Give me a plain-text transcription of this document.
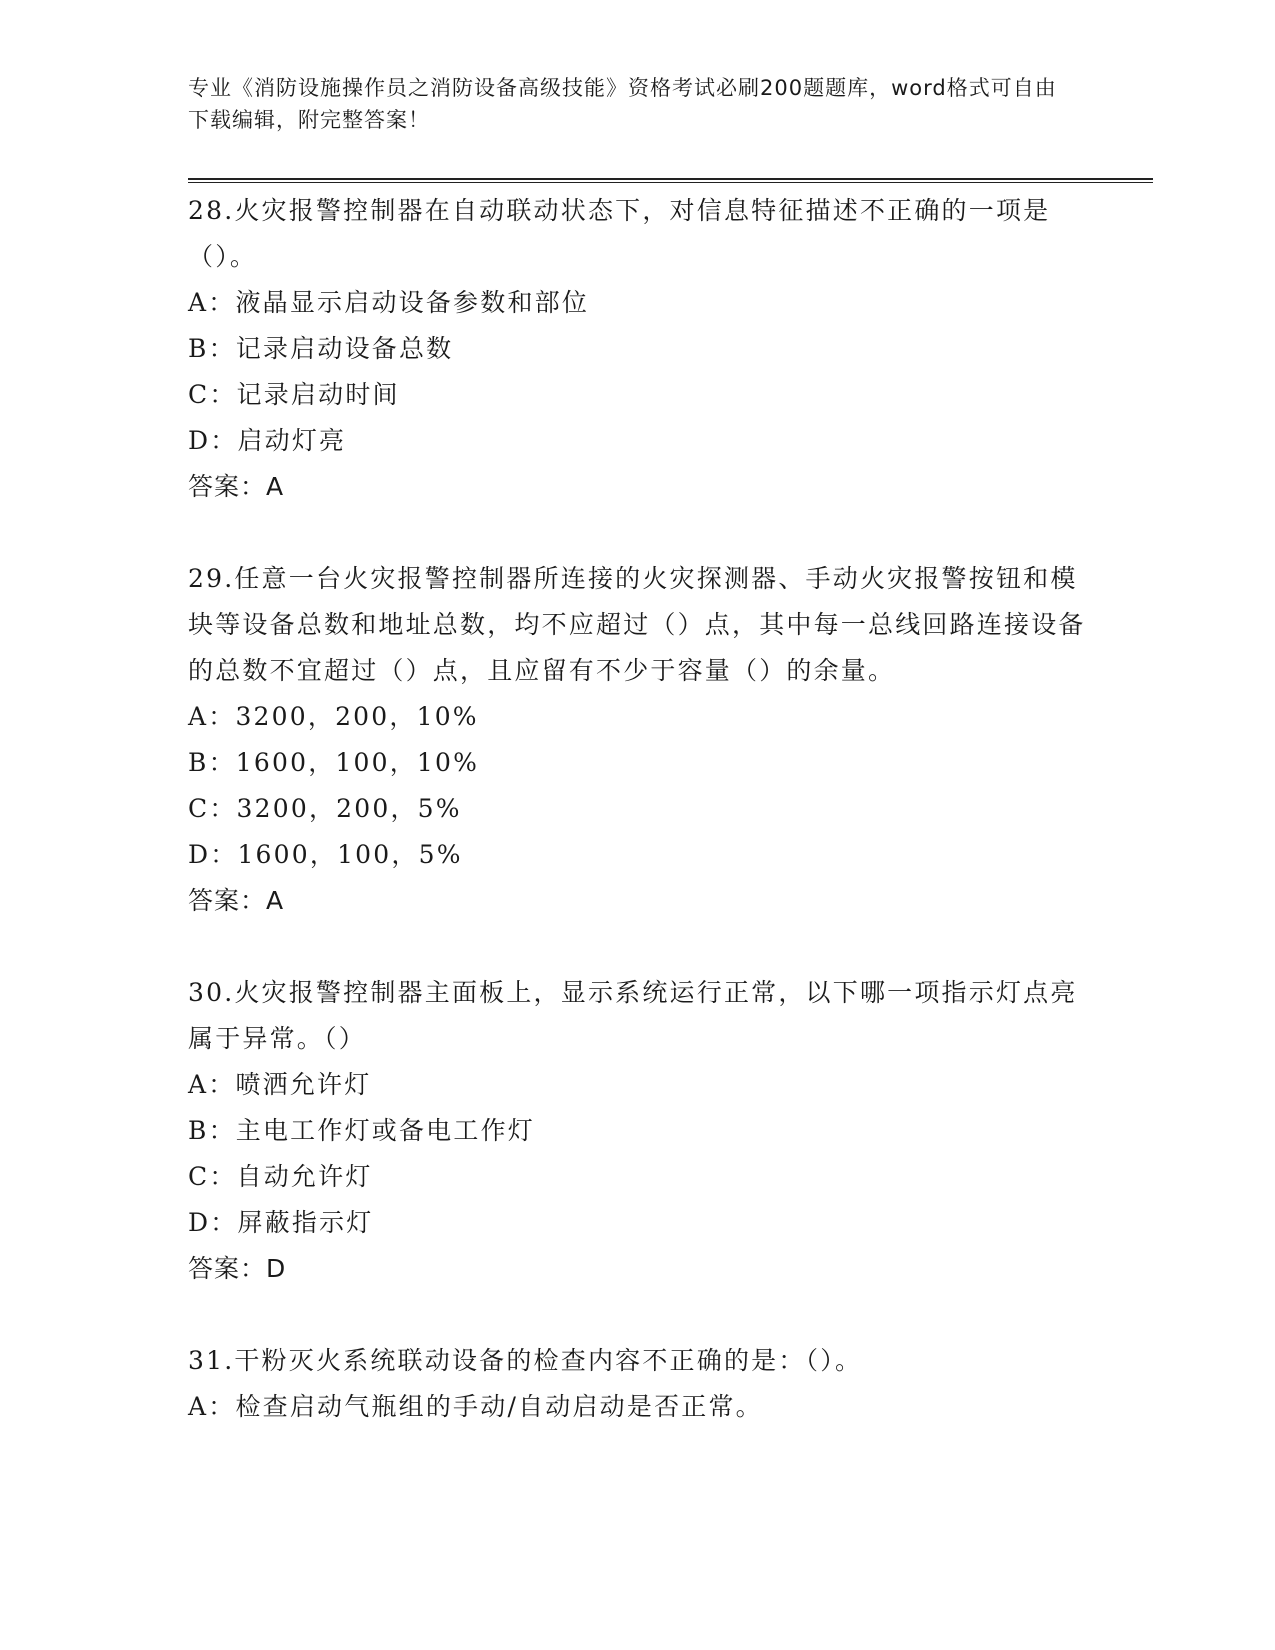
专业《消防设施操作员之消防设备高级技能》资格考试必刷200题题库，word格式可自由下载编辑，附完整答案！

28.火灾报警控制器在自动联动状态下，对信息特征描述不正确的一项是（）。

A：液晶显示启动设备参数和部位

B：记录启动设备总数

C：记录启动时间

D：启动灯亮

答案：A

29.任意一台火灾报警控制器所连接的火灾探测器、手动火灾报警按钮和模块等设备总数和地址总数，均不应超过（）点，其中每一总线回路连接设备的总数不宜超过（）点，且应留有不少于容量（）的余量。

A：3200，200，10%

B：1600，100，10%

C：3200，200，5%

D：1600，100，5%

答案：A

30.火灾报警控制器主面板上，显示系统运行正常，以下哪一项指示灯点亮属于异常。（）

A：喷洒允许灯

B：主电工作灯或备电工作灯

C：自动允许灯

D：屏蔽指示灯

答案：D

31.干粉灭火系统联动设备的检查内容不正确的是：（）。

A：检查启动气瓶组的手动/自动启动是否正常。
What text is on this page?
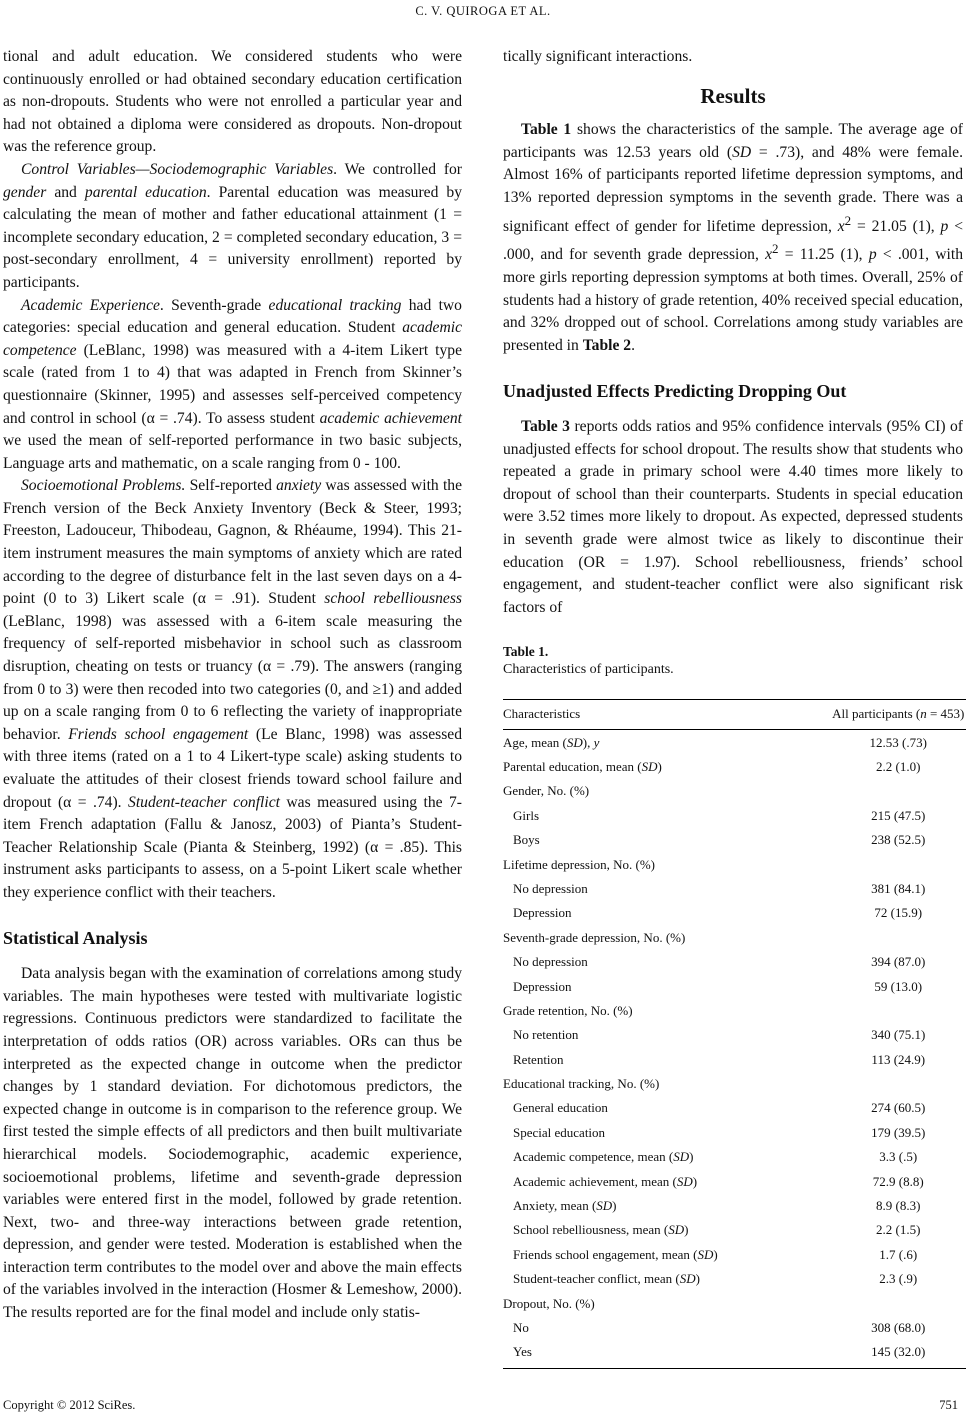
C. V. QUIROGA ET AL.

tional and adult education. We considered students who were continuously enrolled or had obtained secondary education certification as non-dropouts. Students who were not enrolled a particular year and had not obtained a diploma were considered as dropouts. Non-dropout was the reference group.

Control Variables—Sociodemographic Variables. We controlled for gender and parental education. Parental education was measured by calculating the mean of mother and father educational attainment (1 = incomplete secondary education, 2 = completed secondary education, 3 = post-secondary enrollment, 4 = university enrollment) reported by participants.

Academic Experience. Seventh-grade educational tracking had two categories: special education and general education. Student academic competence (LeBlanc, 1998) was measured with a 4-item Likert type scale (rated from 1 to 4) that was adapted in French from Skinner’s questionnaire (Skinner, 1995) and assesses self-perceived competency and control in school (α = .74). To assess student academic achievement we used the mean of self-reported performance in two basic subjects, Language arts and mathematic, on a scale ranging from 0 - 100.

Socioemotional Problems. Self-reported anxiety was assessed with the French version of the Beck Anxiety Inventory (Beck & Steer, 1993; Freeston, Ladouceur, Thibodeau, Gagnon, & Rhéaume, 1994). This 21-item instrument measures the main symptoms of anxiety which are rated according to the degree of disturbance felt in the last seven days on a 4-point (0 to 3) Likert scale (α = .91). Student school rebelliousness (LeBlanc, 1998) was assessed with a 6-item scale measuring the frequency of self-reported misbehavior in school such as classroom disruption, cheating on tests or truancy (α = .79). The answers (ranging from 0 to 3) were then recoded into two categories (0, and ≥1) and added up on a scale ranging from 0 to 6 reflecting the variety of inappropriate behavior. Friends school engagement (Le Blanc, 1998) was assessed with three items (rated on a 1 to 4 Likert-type scale) asking students to evaluate the attitudes of their closest friends toward school failure and dropout (α = .74). Student-teacher conflict was measured using the 7-item French adaptation (Fallu & Janosz, 2003) of Pianta’s Student-Teacher Relationship Scale (Pianta & Steinberg, 1992) (α = .85). This instrument asks participants to assess, on a 5-point Likert scale whether they experience conflict with their teachers.

Statistical Analysis

Data analysis began with the examination of correlations among study variables. The main hypotheses were tested with multivariate logistic regressions. Continuous predictors were standardized to facilitate the interpretation of odds ratios (OR) across variables. ORs can thus be interpreted as the expected change in outcome when the predictor changes by 1 standard deviation. For dichotomous predictors, the expected change in outcome is in comparison to the reference group. We first tested the simple effects of all predictors and then built multivariate hierarchical models. Sociodemographic, academic experience, socioemotional problems, lifetime and seventh-grade depression variables were entered first in the model, followed by grade retention. Next, two- and three-way interactions between grade retention, depression, and gender were tested. Moderation is established when the interaction term contributes to the model over and above the main effects of the variables involved in the interaction (Hosmer & Lemeshow, 2000). The results reported are for the final model and include only statis-

tically significant interactions.

Results

Table 1 shows the characteristics of the sample. The average age of participants was 12.53 years old (SD = .73), and 48% were female. Almost 16% of participants reported lifetime depression symptoms, and 13% reported depression symptoms in the seventh grade. There was a significant effect of gender for lifetime depression, $x^2 = 21.05$ (1), p < .000, and for seventh grade depression, $x^2 = 11.25$ (1), p < .001, with more girls reporting depression symptoms at both times. Overall, 25% of students had a history of grade retention, 40% received special education, and 32% dropped out of school. Correlations among study variables are presented in Table 2.

Unadjusted Effects Predicting Dropping Out

Table 3 reports odds ratios and 95% confidence intervals (95% CI) of unadjusted effects for school dropout. The results show that students who repeated a grade in primary school were 4.40 times more likely to dropout of school than their counterparts. Students in special education were 3.52 times more likely to dropout. As expected, depressed students in seventh grade were almost twice as likely to discontinue their education (OR = 1.97). School rebelliousness, friends’ school engagement, and student-teacher conflict were also significant risk factors of

Table 1.
Characteristics of participants.
Characteristics	All participants (n = 453)
Age, mean (SD), y	12.53 (.73)
Parental education, mean (SD)	2.2 (1.0)
Gender, No. (%)	
Girls	215 (47.5)
Boys	238 (52.5)
Lifetime depression, No. (%)	
No depression	381 (84.1)
Depression	72 (15.9)
Seventh-grade depression, No. (%)	
No depression	394 (87.0)
Depression	59 (13.0)
Grade retention, No. (%)	
No retention	340 (75.1)
Retention	113 (24.9)
Educational tracking, No. (%)	
General education	274 (60.5)
Special education	179 (39.5)
Academic competence, mean (SD)	3.3 (.5)
Academic achievement, mean (SD)	72.9 (8.8)
Anxiety, mean (SD)	8.9 (8.3)
School rebelliousness, mean (SD)	2.2 (1.5)
Friends school engagement, mean (SD)	1.7 (.6)
Student-teacher conflict, mean (SD)	2.3 (.9)
Dropout, No. (%)	
No	308 (68.0)
Yes	145 (32.0)
Copyright © 2012 SciRes.	751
************
### WORK TO BE COMPLETED
In the records above, how many lines contain the word "Parental"? Give the number alone.

### FULL ANSWER
2